[BEGIN Input rows]
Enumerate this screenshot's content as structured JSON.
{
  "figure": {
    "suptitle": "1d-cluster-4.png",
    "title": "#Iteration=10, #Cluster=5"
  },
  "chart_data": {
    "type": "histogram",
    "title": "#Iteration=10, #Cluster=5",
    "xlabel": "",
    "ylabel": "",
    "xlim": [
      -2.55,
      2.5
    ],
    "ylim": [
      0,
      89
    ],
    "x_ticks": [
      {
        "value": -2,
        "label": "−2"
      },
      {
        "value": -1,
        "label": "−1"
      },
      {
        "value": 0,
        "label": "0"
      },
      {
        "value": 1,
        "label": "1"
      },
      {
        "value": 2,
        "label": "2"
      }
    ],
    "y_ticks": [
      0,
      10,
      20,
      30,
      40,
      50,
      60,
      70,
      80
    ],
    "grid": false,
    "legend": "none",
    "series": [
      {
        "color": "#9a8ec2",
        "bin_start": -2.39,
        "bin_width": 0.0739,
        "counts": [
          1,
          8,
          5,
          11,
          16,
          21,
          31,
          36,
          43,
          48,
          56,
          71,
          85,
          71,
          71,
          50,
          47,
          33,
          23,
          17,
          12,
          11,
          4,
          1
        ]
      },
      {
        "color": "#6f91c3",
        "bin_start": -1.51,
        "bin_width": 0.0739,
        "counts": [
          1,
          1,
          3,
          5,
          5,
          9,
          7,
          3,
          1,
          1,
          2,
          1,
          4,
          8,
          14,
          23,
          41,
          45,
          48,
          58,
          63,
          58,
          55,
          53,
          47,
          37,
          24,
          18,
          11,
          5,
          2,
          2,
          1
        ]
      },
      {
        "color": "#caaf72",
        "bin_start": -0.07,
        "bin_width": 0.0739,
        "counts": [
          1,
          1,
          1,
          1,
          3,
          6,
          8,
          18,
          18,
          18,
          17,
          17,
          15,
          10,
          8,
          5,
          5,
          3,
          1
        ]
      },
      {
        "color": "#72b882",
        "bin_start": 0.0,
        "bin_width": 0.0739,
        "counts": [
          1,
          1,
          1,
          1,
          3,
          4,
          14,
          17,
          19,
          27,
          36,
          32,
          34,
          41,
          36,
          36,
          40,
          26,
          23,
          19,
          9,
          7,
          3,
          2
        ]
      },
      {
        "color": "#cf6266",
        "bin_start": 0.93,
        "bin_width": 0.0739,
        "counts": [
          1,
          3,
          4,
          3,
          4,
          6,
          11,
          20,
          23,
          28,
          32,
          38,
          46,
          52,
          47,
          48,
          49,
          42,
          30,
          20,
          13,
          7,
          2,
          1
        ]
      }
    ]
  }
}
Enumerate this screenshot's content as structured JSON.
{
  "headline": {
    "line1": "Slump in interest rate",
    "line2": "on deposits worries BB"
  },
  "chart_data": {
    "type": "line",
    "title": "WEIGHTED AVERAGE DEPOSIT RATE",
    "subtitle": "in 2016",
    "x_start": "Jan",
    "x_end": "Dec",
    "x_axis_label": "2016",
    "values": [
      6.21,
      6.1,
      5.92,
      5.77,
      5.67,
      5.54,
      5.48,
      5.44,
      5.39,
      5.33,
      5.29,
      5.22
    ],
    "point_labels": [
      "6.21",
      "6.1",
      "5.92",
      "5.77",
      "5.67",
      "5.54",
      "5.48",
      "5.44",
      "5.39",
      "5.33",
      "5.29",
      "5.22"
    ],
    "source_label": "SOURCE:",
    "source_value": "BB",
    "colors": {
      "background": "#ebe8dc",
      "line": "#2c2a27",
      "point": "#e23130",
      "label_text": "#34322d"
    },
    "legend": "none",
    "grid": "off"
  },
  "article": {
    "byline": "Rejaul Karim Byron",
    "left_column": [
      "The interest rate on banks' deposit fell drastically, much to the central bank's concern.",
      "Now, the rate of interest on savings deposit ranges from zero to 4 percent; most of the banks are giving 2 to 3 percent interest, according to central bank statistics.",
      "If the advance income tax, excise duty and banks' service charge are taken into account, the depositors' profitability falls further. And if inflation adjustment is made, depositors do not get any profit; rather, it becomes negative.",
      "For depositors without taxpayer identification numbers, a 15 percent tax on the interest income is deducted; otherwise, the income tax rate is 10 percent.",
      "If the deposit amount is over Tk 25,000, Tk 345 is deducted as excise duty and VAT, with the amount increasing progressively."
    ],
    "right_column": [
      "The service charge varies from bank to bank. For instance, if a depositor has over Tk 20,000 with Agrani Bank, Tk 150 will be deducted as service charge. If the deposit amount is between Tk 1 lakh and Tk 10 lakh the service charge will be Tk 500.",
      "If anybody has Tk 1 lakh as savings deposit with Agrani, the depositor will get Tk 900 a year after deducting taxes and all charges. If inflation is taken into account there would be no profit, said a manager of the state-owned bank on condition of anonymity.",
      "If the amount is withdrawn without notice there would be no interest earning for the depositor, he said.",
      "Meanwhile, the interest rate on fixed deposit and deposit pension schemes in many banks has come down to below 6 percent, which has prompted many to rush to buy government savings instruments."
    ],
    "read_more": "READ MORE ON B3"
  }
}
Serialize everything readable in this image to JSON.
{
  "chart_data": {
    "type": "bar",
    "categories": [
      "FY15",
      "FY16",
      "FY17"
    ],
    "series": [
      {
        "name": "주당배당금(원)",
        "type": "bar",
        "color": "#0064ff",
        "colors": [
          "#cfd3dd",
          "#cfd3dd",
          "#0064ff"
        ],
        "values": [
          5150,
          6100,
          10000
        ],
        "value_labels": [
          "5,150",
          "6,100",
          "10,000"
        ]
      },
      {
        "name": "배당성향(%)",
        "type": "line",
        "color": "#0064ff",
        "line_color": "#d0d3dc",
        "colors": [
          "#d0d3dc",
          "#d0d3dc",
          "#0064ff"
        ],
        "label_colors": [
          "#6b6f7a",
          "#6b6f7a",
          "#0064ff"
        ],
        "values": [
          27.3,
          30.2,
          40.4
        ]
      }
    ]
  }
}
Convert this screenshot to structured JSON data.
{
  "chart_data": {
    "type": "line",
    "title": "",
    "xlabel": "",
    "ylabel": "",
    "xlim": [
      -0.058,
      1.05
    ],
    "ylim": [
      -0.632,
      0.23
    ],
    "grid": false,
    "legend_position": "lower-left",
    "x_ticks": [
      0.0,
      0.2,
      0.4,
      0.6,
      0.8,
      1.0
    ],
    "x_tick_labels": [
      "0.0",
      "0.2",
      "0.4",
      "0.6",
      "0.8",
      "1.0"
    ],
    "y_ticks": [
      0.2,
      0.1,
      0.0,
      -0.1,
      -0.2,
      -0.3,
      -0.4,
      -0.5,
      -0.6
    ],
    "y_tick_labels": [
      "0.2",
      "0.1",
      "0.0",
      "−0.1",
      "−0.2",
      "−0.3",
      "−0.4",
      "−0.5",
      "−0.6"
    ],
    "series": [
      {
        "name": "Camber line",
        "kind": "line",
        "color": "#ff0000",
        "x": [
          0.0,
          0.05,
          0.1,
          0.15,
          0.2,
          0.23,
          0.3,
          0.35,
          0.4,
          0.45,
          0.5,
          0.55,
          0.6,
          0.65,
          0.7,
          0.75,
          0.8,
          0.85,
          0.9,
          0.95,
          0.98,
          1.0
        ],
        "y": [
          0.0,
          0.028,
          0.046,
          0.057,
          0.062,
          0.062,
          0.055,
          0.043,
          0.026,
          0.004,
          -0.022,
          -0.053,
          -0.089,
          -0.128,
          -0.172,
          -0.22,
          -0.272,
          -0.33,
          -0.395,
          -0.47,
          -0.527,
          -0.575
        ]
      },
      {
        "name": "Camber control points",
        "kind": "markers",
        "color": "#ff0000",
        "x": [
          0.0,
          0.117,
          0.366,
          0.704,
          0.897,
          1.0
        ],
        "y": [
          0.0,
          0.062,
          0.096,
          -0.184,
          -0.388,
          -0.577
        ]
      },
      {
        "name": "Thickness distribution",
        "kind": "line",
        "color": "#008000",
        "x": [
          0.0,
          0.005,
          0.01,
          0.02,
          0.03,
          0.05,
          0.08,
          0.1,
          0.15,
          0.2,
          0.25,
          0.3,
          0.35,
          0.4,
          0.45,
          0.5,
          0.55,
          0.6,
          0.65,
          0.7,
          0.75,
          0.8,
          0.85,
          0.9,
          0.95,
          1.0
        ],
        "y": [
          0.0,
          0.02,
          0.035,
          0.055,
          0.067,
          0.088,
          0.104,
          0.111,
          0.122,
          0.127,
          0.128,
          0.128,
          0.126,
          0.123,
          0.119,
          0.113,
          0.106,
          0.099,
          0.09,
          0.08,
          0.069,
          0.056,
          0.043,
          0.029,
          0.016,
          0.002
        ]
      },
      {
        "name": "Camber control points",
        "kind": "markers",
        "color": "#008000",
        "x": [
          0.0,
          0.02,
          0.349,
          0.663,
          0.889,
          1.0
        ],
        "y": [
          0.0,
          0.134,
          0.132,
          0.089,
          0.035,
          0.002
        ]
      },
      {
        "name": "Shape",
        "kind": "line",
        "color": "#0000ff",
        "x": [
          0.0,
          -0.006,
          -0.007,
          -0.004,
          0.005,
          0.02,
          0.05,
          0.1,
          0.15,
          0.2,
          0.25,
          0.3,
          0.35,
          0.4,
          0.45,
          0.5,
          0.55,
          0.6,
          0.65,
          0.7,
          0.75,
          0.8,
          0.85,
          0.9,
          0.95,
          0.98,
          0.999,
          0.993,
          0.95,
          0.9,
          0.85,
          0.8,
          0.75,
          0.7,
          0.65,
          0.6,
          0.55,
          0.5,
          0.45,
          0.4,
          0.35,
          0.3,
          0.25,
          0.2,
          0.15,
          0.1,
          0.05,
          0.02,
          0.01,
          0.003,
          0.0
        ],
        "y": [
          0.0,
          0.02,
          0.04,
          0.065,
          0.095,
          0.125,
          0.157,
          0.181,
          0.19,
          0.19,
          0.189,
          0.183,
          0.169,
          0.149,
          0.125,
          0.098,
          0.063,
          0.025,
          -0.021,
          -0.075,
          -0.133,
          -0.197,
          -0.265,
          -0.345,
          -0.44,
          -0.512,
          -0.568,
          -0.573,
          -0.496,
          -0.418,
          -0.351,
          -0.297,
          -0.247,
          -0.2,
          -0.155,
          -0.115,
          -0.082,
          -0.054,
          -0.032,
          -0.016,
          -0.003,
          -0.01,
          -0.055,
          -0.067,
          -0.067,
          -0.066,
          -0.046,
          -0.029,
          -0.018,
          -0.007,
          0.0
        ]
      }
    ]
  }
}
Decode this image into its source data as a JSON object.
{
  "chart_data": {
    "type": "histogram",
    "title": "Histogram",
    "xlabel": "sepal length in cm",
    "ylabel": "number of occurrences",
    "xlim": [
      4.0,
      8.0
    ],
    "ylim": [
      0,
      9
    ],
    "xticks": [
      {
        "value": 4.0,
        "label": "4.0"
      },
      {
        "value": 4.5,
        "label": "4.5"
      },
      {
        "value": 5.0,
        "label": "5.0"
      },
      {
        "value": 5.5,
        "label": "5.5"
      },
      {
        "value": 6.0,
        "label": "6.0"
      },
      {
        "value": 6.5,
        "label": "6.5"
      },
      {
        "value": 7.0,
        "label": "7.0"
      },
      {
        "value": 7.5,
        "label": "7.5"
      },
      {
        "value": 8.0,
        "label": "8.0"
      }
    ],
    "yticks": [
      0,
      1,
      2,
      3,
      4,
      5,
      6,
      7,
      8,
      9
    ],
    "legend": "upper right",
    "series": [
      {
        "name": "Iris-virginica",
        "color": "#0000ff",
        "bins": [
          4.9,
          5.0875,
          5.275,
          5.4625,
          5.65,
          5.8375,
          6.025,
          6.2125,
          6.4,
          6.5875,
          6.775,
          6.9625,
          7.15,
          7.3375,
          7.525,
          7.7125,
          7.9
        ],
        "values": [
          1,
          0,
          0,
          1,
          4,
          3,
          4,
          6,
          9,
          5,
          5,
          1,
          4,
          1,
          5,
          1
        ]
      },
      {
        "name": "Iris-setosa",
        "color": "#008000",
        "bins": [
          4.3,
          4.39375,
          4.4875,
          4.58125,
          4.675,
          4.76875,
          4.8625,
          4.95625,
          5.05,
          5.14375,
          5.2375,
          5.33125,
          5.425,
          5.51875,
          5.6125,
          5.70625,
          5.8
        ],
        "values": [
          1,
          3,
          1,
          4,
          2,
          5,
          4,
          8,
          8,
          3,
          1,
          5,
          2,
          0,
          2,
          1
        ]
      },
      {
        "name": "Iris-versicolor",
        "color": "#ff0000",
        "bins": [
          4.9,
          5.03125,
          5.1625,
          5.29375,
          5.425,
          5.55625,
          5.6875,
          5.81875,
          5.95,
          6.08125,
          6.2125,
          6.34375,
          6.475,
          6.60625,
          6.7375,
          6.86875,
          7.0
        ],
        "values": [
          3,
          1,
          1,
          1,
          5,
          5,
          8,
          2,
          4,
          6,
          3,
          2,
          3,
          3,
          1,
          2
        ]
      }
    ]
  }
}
[END Input rows]
*Set task*. Take every line above carrying "lakh" and return it.

*Task solution*.
      "The service charge varies from bank to bank. For instance, if a depositor has over Tk 20,000 with Agrani Bank, Tk 150 will be deducted as service charge. If the deposit amount is between Tk 1 lakh and Tk 10 lakh the service charge will be Tk 500.",
      "If anybody has Tk 1 lakh as savings deposit with Agrani, the depositor will get Tk 900 a year after deducting taxes and all charges. If inflation is taken into account there would be no profit, said a manager of the state-owned bank on condition of anonymity.",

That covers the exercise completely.